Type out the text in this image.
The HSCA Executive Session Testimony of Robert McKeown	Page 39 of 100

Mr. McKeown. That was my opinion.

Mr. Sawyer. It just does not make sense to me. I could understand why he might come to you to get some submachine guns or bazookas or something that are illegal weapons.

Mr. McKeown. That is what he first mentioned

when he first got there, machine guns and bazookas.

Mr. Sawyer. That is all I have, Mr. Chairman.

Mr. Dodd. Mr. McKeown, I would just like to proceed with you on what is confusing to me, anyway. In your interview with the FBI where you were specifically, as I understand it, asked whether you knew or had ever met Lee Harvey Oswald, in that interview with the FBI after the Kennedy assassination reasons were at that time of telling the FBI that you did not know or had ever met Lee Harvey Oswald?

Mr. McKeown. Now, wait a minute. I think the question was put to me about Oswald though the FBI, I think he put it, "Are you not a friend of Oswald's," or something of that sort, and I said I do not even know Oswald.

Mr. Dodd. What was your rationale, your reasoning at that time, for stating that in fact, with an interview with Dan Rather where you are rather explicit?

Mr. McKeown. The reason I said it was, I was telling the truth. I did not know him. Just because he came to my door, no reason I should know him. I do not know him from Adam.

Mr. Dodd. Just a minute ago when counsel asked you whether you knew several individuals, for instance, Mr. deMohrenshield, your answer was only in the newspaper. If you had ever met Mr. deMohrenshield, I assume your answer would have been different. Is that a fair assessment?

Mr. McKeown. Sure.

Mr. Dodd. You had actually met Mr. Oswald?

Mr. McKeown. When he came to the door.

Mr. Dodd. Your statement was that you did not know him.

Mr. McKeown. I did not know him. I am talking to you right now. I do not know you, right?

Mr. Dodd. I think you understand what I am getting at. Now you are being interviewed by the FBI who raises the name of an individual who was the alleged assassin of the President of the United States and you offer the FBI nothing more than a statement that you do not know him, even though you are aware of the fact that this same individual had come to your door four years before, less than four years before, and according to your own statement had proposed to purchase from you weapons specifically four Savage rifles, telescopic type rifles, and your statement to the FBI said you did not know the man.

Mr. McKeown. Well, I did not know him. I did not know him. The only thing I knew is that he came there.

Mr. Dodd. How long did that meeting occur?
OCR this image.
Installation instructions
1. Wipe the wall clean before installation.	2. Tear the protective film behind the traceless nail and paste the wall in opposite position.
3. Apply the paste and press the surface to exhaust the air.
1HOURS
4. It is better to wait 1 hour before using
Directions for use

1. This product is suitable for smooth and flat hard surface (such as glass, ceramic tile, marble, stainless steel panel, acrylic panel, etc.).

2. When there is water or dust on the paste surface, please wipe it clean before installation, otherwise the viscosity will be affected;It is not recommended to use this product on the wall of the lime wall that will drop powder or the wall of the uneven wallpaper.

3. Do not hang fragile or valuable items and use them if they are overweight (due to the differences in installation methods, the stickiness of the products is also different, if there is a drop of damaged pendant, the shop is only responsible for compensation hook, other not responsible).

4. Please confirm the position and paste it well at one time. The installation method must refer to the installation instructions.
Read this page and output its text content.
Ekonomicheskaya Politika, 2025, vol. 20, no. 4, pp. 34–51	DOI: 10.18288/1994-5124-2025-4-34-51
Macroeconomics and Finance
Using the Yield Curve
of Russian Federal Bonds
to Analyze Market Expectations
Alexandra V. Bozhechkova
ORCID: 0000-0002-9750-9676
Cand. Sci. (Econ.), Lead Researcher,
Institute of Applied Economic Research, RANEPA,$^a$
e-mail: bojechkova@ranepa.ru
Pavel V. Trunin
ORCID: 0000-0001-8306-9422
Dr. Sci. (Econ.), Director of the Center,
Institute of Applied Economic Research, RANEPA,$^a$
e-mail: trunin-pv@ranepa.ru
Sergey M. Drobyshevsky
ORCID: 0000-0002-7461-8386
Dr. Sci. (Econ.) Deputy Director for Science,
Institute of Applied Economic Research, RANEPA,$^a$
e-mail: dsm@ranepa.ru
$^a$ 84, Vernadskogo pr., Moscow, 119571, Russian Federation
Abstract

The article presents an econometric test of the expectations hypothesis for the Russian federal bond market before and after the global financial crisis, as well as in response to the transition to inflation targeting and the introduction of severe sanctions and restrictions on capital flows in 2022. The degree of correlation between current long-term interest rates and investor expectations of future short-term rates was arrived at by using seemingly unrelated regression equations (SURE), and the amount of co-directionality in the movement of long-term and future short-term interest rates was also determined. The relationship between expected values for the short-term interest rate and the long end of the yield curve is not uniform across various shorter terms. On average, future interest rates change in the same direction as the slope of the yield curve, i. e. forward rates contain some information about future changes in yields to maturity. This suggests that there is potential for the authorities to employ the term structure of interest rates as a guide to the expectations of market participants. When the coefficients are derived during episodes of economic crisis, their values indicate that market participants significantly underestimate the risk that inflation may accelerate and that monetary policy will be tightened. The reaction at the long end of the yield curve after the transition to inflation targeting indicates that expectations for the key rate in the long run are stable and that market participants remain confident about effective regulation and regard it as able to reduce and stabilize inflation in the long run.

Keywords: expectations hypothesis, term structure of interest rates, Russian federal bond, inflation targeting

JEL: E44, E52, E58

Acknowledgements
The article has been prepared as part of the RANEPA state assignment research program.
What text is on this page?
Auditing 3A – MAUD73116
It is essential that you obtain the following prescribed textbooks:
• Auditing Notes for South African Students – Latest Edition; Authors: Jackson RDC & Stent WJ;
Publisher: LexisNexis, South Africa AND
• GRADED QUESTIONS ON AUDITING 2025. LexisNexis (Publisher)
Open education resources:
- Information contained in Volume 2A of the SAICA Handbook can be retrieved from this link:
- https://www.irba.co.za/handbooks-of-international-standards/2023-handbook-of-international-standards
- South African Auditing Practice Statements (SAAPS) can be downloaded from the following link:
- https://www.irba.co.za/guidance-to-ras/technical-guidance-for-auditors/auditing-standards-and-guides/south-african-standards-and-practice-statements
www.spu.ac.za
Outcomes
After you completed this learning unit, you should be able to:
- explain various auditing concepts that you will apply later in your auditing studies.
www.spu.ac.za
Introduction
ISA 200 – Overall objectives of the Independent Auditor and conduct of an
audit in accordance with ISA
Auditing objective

────────────────────────────────────────

What the exercise asks:
Copy each line of the records that contains the word "image".

Complete output:
Type out the text in this image.
OCR this image.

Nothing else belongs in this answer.